::: PASSAGE CITÉ

GARDE A VUE - Droits de la personne gardée à vue - Notification - Moment - Moment où la personne se trouve en état d'en être informée.

CRIMES ET DELITS FLAGRANTS - Garde à vue - Droits de la personne gardée à vue - Notification - Moment - Moment où la personne se trouve en état d'en être informée

DROITS DE LA DEFENSE - Garde à vue - Droits de la personne gardée à vue - Notification - Moment - Moment où la personne se trouve en état d'en être informée

OFFICIER DE POLICE JUDICIAIRE - Garde à vue - Droits de la personne gardée à vue - Notification - Moment - Moment où la personne se trouve en état d'en être informée - Etat d'ébriété

Selon l'article 63-1 du Code de procédure pénale l'officier de police judiciaire ou, sous son contrôle, l'agent de police judiciaire, a le devoir de notifier les droits attachés au placement en garde à vue dès que la personne concernée se trouve en état d'en être informée. Justifie, par suite, sa décision la chambre d'accusation, qui, pour rejeter une requête en annulation de pièces de la procédure présentée par un individu qui se trouvait en état d'ébriété lors de son interpellation retient que l'officier de police judiciaire a constaté, lors de la notification des droits, concomitante au placement en garde à vue, que l'intéressé était manifestement en état de répondre aux questions qui lui étaient posées, ce que l'individu a confirmé lors de son audition. (1).

::::::
::: DONNÉES FOURNIES

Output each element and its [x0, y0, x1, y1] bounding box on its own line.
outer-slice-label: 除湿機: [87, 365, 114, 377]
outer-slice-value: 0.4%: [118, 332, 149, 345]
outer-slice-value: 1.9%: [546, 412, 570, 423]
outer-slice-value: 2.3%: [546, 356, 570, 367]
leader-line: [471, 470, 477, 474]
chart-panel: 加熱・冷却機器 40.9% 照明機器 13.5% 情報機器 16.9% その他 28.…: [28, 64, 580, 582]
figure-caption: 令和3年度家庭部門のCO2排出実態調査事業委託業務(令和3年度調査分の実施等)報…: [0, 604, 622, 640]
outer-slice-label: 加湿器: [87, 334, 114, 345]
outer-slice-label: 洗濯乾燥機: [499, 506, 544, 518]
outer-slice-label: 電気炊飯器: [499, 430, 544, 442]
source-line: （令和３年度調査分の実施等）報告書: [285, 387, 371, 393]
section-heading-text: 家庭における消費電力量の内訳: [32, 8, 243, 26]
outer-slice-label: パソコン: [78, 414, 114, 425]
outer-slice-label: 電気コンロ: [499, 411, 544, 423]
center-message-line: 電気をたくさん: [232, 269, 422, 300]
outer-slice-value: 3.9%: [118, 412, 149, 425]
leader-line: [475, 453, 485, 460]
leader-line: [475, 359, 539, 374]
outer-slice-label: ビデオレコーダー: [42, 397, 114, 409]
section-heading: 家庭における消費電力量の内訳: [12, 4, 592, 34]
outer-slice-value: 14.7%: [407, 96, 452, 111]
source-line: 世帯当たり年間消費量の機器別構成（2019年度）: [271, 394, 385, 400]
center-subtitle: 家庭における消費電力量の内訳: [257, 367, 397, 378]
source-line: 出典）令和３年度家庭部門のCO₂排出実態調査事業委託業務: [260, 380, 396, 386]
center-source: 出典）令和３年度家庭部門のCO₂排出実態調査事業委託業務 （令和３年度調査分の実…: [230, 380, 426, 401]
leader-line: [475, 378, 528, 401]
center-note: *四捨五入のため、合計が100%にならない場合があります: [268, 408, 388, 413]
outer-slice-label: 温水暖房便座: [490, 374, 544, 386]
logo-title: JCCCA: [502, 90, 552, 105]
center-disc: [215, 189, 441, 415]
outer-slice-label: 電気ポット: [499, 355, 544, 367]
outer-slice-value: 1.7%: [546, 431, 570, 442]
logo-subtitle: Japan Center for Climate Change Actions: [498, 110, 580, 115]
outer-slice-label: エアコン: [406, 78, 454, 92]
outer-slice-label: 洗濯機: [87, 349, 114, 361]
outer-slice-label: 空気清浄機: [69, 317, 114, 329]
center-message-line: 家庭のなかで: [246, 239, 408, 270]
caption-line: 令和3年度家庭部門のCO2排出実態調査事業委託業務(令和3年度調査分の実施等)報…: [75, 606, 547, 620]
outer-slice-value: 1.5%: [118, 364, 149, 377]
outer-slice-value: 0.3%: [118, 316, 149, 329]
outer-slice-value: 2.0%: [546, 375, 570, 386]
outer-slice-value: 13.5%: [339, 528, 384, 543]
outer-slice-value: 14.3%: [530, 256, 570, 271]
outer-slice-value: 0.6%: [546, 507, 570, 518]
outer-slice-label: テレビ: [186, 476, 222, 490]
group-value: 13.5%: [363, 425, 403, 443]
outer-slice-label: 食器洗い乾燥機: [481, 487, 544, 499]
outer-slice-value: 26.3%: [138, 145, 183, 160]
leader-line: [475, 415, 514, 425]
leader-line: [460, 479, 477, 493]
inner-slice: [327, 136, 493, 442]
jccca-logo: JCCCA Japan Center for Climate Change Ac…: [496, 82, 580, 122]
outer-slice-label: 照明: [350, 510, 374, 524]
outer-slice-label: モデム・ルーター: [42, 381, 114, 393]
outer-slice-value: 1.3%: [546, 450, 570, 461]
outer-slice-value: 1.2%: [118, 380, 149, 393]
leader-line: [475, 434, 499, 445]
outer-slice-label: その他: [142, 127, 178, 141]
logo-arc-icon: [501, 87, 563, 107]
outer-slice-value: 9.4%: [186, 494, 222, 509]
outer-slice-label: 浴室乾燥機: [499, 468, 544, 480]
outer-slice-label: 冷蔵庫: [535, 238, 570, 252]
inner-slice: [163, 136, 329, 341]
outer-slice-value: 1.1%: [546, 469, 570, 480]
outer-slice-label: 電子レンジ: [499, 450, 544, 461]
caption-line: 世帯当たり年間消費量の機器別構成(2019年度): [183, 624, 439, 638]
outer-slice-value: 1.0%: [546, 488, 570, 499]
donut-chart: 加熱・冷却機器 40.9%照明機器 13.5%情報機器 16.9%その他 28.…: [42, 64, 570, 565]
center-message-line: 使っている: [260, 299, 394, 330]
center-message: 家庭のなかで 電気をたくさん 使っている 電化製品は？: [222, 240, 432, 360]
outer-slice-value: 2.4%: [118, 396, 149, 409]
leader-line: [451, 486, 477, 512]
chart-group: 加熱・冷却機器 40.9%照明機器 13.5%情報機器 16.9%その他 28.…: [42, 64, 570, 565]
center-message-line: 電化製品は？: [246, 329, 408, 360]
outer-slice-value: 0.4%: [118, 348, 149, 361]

::::::

OBJECTIF DE LA TÂCHE >>
Les affirmations suivantes concordent-elles avec le passage cité sur la garde à vue ? Pour chacune, répondez par oui ou par non et citez les mots du passage qui tranchent.
(a) L'article 63-1 du Code de procédure pénale oblige à notifier les droits dès que la personne gardée à vue est en état d'en être informée.
(b) La chambre d'accusation a accueilli la requête en annulation de pièces de la procédure.
(c) Lors de son audition, l'individu a nié avoir été en état de répondre aux questions.
Seul le passage cité doit servir de source.

RÉPONSE RÉDIGÉE >>
(a) Oui : « a le devoir de notifier les droits attachés au placement en garde à vue dès que la personne concernée se trouve en état d'en être informée ».
(b) Non : « pour rejeter une requête en annulation de pièces de la procédure ».
(c) Non : « ce que l'individu a confirmé lors de son audition ».